◆ TEXT UNDER STUDY ◆
8 Must-See Shows During Gallery Weekend Berlin 2026 Artsy
Berlin's annual gallery marathon returns this spring with a familiar premise and a fresh sense of momentum: more than 50 galleries spread across the city, a dense schedule of openings, and a program that makes a strong case for painting's continued relevance. Founded in 2005 by a cooperative of local gallerists, Gallery Weekend Berlin was designed as an alternative to the fair model, and the 2026 edition again turns the city itself into the main venue.
The larger citywide program extends well beyond commercial galleries. At Neue Nationalgalerie, Beeple (Mike Winkelman) is presenting“Beeple. Regular Animals,” a project featuring robotic dogs with human heads and references ranging from Andy Warhol to Elon Musk. At Gropius Bau, Marina Abramović's“Balkan Erotic Epic” brings together multiscreen video and performance-driven imagery in an exploration of mythic ritual and sexual energy.
Two other Berlin institutions are adding to the weekend's scale. The Boros Collection will reopen its bunker of contemporary art on May 3, offering another look at a collection that spans the 1990s to the present. Meanwhile, KaDeWe is staging a 24/7 pop-up presentation of multimedia and kinetic art in its windows, with work by eleven artists including David Byrne, Hanne Darboven (1941–2009), and Kayode Ojo.

◆ INFORMATION SUPPLIED ◆
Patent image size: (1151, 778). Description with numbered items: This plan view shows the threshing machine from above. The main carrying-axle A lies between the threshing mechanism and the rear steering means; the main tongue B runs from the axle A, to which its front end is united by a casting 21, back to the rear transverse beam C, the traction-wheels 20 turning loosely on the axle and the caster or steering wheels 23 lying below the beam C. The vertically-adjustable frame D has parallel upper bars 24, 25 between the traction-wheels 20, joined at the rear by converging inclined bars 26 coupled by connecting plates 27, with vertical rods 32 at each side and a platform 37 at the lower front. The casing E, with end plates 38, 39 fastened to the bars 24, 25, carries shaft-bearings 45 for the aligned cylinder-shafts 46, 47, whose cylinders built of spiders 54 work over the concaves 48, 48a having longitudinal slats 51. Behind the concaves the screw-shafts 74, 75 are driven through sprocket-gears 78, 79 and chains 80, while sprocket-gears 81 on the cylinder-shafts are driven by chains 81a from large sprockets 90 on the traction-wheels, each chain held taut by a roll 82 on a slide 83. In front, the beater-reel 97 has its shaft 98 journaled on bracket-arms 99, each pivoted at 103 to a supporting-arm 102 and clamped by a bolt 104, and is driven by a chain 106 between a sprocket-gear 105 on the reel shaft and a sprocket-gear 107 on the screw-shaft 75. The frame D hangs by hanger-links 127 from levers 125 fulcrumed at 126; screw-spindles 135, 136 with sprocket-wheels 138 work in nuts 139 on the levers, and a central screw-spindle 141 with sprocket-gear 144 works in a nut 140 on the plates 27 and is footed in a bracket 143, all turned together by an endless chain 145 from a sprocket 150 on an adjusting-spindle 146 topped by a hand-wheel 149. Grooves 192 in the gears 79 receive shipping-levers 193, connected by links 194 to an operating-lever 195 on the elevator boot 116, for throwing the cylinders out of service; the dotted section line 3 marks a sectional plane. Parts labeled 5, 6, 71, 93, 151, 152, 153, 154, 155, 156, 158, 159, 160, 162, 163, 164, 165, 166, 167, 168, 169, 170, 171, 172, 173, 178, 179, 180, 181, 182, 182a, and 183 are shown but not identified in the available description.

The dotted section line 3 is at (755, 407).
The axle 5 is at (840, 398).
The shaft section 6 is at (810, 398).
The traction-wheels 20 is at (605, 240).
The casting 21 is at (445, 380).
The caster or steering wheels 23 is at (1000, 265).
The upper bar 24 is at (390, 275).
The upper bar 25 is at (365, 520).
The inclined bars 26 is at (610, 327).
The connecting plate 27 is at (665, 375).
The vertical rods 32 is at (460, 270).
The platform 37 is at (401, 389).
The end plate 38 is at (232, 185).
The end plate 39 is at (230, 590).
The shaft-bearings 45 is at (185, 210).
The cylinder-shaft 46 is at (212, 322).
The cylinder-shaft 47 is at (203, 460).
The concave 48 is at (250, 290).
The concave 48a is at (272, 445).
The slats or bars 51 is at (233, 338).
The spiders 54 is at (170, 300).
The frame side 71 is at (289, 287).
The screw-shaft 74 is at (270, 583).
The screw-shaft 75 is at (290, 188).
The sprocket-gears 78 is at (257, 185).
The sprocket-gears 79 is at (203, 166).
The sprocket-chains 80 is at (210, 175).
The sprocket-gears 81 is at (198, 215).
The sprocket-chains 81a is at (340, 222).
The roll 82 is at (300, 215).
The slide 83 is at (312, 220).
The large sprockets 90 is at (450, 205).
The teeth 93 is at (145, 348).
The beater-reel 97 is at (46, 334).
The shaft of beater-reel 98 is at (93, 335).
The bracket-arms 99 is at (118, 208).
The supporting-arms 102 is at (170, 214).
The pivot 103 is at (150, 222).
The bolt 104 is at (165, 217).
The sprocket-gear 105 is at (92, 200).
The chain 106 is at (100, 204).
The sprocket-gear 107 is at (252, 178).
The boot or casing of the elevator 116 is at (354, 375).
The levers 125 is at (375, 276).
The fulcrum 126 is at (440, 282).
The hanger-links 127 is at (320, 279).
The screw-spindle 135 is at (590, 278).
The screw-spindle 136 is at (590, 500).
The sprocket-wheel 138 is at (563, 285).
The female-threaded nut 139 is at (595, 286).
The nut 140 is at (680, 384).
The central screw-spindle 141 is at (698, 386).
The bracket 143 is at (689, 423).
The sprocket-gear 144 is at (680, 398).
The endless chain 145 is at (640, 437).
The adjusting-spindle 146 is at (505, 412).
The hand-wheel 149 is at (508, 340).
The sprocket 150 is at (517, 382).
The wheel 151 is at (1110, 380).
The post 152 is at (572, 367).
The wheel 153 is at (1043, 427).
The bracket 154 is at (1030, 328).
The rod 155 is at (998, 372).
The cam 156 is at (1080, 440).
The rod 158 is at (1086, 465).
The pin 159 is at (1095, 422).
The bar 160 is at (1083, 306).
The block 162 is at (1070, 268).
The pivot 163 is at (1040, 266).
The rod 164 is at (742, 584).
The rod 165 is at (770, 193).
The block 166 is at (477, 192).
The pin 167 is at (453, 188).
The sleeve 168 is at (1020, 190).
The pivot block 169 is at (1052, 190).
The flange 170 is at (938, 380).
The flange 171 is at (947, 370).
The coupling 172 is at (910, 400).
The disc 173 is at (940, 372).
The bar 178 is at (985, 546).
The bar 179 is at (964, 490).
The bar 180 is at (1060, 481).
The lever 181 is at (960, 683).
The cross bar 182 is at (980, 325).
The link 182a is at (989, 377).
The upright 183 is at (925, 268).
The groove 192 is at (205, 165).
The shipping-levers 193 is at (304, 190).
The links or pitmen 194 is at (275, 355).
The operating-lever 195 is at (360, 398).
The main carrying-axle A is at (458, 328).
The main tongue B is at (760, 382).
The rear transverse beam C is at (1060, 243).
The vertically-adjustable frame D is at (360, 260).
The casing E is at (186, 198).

◆ INSTRUCTIONS ◆
1 > List every Berlin institution the article on Gallery Weekend Berlin names outside the commercial galleries.
2 > The article on Gallery Weekend Berlin says two institutions are "adding to the weekend's scale." In one to three sentences, explain how each one does this, according to the article.
3 > Answer these questions from the article on Gallery Weekend Berlin.
(a) In what year was Gallery Weekend Berlin founded, and by whom?
(b) At which venue is Marina Abramović's "Balkan Erotic Epic" presented?
(c) How many artists have work in the KaDeWe pop-up presentation?

◆ ANSWERS FOR THE TASKS ◆
1 > Neue Nationalgalerie, Gropius Bau, the Boros Collection, KaDeWe

2 > The Boros Collection will reopen its bunker of contemporary art on May 3, offering another look at a collection that spans the 1990s to the present. KaDeWe is staging a 24/7 pop-up presentation of multimedia and kinetic art in its windows, with work by eleven artists.

3 >
(a) It was founded in 2005 by a cooperative of local gallerists.
(b) Gropius Bau
(c) Eleven